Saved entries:
════════

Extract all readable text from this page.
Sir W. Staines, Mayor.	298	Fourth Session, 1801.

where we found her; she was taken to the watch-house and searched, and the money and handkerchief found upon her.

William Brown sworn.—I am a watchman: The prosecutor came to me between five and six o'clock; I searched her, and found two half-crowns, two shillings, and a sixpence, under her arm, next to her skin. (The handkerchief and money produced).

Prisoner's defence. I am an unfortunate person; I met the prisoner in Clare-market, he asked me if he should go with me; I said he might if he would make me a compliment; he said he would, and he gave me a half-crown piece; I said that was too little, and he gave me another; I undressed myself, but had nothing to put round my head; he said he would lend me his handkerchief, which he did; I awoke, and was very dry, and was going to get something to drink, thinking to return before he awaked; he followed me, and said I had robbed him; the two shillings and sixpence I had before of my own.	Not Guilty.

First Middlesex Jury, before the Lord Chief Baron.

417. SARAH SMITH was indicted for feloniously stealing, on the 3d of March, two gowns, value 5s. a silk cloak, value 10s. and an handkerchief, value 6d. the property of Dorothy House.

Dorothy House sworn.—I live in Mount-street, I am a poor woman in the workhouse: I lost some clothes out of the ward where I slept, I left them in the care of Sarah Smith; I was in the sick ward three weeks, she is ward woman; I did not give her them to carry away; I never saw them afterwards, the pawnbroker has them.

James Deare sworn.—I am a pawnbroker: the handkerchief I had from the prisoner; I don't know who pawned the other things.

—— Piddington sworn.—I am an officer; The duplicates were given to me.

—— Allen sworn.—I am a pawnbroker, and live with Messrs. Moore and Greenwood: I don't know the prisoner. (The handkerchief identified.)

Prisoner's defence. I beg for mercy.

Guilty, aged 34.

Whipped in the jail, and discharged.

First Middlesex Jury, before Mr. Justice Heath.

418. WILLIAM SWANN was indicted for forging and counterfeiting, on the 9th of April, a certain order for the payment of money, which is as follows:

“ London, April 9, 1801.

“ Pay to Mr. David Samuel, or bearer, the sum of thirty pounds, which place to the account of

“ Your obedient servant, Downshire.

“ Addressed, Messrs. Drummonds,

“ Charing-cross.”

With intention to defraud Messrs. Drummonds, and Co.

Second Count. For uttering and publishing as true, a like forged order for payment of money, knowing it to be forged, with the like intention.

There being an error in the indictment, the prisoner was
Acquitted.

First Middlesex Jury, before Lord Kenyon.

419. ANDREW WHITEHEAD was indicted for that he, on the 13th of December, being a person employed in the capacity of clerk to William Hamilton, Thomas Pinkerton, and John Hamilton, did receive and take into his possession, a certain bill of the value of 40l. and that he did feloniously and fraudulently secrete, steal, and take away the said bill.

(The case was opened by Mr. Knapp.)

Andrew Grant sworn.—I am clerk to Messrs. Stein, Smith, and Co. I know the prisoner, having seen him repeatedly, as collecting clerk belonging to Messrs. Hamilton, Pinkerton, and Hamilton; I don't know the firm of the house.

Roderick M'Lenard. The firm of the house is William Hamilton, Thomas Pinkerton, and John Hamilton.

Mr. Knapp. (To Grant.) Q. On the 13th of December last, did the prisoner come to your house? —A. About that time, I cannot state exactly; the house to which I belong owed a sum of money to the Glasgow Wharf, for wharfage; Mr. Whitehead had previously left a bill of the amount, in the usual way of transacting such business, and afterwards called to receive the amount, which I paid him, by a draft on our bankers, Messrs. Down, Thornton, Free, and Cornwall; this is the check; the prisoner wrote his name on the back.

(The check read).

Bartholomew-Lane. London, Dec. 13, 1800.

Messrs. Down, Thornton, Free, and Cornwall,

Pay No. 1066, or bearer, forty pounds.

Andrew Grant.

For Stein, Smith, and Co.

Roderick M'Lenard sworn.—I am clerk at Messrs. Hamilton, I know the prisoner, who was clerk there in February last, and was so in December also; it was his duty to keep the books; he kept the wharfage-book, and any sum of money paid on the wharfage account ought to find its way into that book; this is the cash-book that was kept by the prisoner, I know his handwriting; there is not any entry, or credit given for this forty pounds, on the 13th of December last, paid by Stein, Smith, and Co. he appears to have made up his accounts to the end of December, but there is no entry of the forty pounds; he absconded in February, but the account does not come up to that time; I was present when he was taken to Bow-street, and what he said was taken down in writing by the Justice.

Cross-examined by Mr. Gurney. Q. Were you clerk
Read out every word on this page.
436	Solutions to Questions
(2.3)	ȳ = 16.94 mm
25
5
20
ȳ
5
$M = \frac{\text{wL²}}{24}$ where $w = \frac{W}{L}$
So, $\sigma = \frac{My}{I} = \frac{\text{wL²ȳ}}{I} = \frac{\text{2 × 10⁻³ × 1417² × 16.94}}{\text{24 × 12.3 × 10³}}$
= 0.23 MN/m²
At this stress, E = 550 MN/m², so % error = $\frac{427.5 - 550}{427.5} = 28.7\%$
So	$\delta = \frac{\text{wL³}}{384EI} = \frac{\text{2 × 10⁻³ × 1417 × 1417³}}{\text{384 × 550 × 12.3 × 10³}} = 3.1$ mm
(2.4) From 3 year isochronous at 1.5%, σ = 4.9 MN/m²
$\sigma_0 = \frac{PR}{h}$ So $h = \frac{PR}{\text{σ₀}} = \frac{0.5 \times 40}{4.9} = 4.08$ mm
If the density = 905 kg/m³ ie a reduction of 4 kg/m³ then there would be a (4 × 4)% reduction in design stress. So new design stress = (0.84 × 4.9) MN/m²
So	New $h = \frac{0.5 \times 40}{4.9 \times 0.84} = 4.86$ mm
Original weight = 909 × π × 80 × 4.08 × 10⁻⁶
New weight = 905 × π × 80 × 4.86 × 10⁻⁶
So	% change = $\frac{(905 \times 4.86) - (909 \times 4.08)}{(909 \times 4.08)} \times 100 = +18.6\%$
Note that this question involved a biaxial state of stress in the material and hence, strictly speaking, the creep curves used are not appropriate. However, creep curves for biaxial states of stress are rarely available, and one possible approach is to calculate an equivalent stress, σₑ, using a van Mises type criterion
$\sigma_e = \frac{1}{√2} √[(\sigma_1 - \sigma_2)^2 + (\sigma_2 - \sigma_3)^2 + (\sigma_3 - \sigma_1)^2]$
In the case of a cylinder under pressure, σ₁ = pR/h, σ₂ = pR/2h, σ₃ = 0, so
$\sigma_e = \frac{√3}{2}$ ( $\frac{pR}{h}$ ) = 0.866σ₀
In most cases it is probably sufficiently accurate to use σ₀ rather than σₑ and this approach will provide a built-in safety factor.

════════

Given exercise:
Each line above must be printed exactly as it appears.

Final result:
Extract all readable text from this page.
Sir W. Staines, Mayor.	298	Fourth Session, 1801.

where we found her; she was taken to the watch-house and searched, and the money and handkerchief found upon her.

William Brown sworn.—I am a watchman: The prosecutor came to me between five and six o'clock; I searched her, and found two half-crowns, two shillings, and a sixpence, under her arm, next to her skin. (The handkerchief and money produced).

Prisoner's defence. I am an unfortunate person; I met the prisoner in Clare-market, he asked me if he should go with me; I said he might if he would make me a compliment; he said he would, and he gave me a half-crown piece; I said that was too little, and he gave me another; I undressed myself, but had nothing to put round my head; he said he would lend me his handkerchief, which he did; I awoke, and was very dry, and was going to get something to drink, thinking to return before he awaked; he followed me, and said I had robbed him; the two shillings and sixpence I had before of my own.	Not Guilty.

First Middlesex Jury, before the Lord Chief Baron.

417. SARAH SMITH was indicted for feloniously stealing, on the 3d of March, two gowns, value 5s. a silk cloak, value 10s. and an handkerchief, value 6d. the property of Dorothy House.

Dorothy House sworn.—I live in Mount-street, I am a poor woman in the workhouse: I lost some clothes out of the ward where I slept, I left them in the care of Sarah Smith; I was in the sick ward three weeks, she is ward woman; I did not give her them to carry away; I never saw them afterwards, the pawnbroker has them.

James Deare sworn.—I am a pawnbroker: the handkerchief I had from the prisoner; I don't know who pawned the other things.

—— Piddington sworn.—I am an officer; The duplicates were given to me.

—— Allen sworn.—I am a pawnbroker, and live with Messrs. Moore and Greenwood: I don't know the prisoner. (The handkerchief identified.)

Prisoner's defence. I beg for mercy.

Guilty, aged 34.

Whipped in the jail, and discharged.

First Middlesex Jury, before Mr. Justice Heath.

418. WILLIAM SWANN was indicted for forging and counterfeiting, on the 9th of April, a certain order for the payment of money, which is as follows:

“ London, April 9, 1801.

“ Pay to Mr. David Samuel, or bearer, the sum of thirty pounds, which place to the account of

“ Your obedient servant, Downshire.

“ Addressed, Messrs. Drummonds,

“ Charing-cross.”

With intention to defraud Messrs. Drummonds, and Co.

Second Count. For uttering and publishing as true, a like forged order for payment of money, knowing it to be forged, with the like intention.

There being an error in the indictment, the prisoner was
Acquitted.

First Middlesex Jury, before Lord Kenyon.

419. ANDREW WHITEHEAD was indicted for that he, on the 13th of December, being a person employed in the capacity of clerk to William Hamilton, Thomas Pinkerton, and John Hamilton, did receive and take into his possession, a certain bill of the value of 40l. and that he did feloniously and fraudulently secrete, steal, and take away the said bill.

(The case was opened by Mr. Knapp.)

Andrew Grant sworn.—I am clerk to Messrs. Stein, Smith, and Co. I know the prisoner, having seen him repeatedly, as collecting clerk belonging to Messrs. Hamilton, Pinkerton, and Hamilton; I don't know the firm of the house.

Roderick M'Lenard. The firm of the house is William Hamilton, Thomas Pinkerton, and John Hamilton.

Mr. Knapp. (To Grant.) Q. On the 13th of December last, did the prisoner come to your house? —A. About that time, I cannot state exactly; the house to which I belong owed a sum of money to the Glasgow Wharf, for wharfage; Mr. Whitehead had previously left a bill of the amount, in the usual way of transacting such business, and afterwards called to receive the amount, which I paid him, by a draft on our bankers, Messrs. Down, Thornton, Free, and Cornwall; this is the check; the prisoner wrote his name on the back.

(The check read).

Bartholomew-Lane. London, Dec. 13, 1800.

Messrs. Down, Thornton, Free, and Cornwall,

Pay No. 1066, or bearer, forty pounds.

Andrew Grant.

For Stein, Smith, and Co.

Roderick M'Lenard sworn.—I am clerk at Messrs. Hamilton, I know the prisoner, who was clerk there in February last, and was so in December also; it was his duty to keep the books; he kept the wharfage-book, and any sum of money paid on the wharfage account ought to find its way into that book; this is the cash-book that was kept by the prisoner, I know his handwriting; there is not any entry, or credit given for this forty pounds, on the 13th of December last, paid by Stein, Smith, and Co. he appears to have made up his accounts to the end of December, but there is no entry of the forty pounds; he absconded in February, but the account does not come up to that time; I was present when he was taken to Bow-street, and what he said was taken down in writing by the Justice.

Cross-examined by Mr. Gurney. Q. Were you clerk
Read out every word on this page.
436	Solutions to Questions
(2.3)	ȳ = 16.94 mm
25
5
20
ȳ
5
$M = \frac{\text{wL²}}{24}$ where $w = \frac{W}{L}$
So, $\sigma = \frac{My}{I} = \frac{\text{wL²ȳ}}{I} = \frac{\text{2 × 10⁻³ × 1417² × 16.94}}{\text{24 × 12.3 × 10³}}$
= 0.23 MN/m²
At this stress, E = 550 MN/m², so % error = $\frac{427.5 - 550}{427.5} = 28.7\%$
So	$\delta = \frac{\text{wL³}}{384EI} = \frac{\text{2 × 10⁻³ × 1417 × 1417³}}{\text{384 × 550 × 12.3 × 10³}} = 3.1$ mm
(2.4) From 3 year isochronous at 1.5%, σ = 4.9 MN/m²
$\sigma_0 = \frac{PR}{h}$ So $h = \frac{PR}{\text{σ₀}} = \frac{0.5 \times 40}{4.9} = 4.08$ mm
If the density = 905 kg/m³ ie a reduction of 4 kg/m³ then there would be a (4 × 4)% reduction in design stress. So new design stress = (0.84 × 4.9) MN/m²
So	New $h = \frac{0.5 \times 40}{4.9 \times 0.84} = 4.86$ mm
Original weight = 909 × π × 80 × 4.08 × 10⁻⁶
New weight = 905 × π × 80 × 4.86 × 10⁻⁶
So	% change = $\frac{(905 \times 4.86) - (909 \times 4.08)}{(909 \times 4.08)} \times 100 = +18.6\%$
Note that this question involved a biaxial state of stress in the material and hence, strictly speaking, the creep curves used are not appropriate. However, creep curves for biaxial states of stress are rarely available, and one possible approach is to calculate an equivalent stress, σₑ, using a van Mises type criterion
$\sigma_e = \frac{1}{√2} √[(\sigma_1 - \sigma_2)^2 + (\sigma_2 - \sigma_3)^2 + (\sigma_3 - \sigma_1)^2]$
In the case of a cylinder under pressure, σ₁ = pR/h, σ₂ = pR/2h, σ₃ = 0, so
$\sigma_e = \frac{√3}{2}$ ( $\frac{pR}{h}$ ) = 0.866σ₀
In most cases it is probably sufficiently accurate to use σ₀ rather than σₑ and this approach will provide a built-in safety factor.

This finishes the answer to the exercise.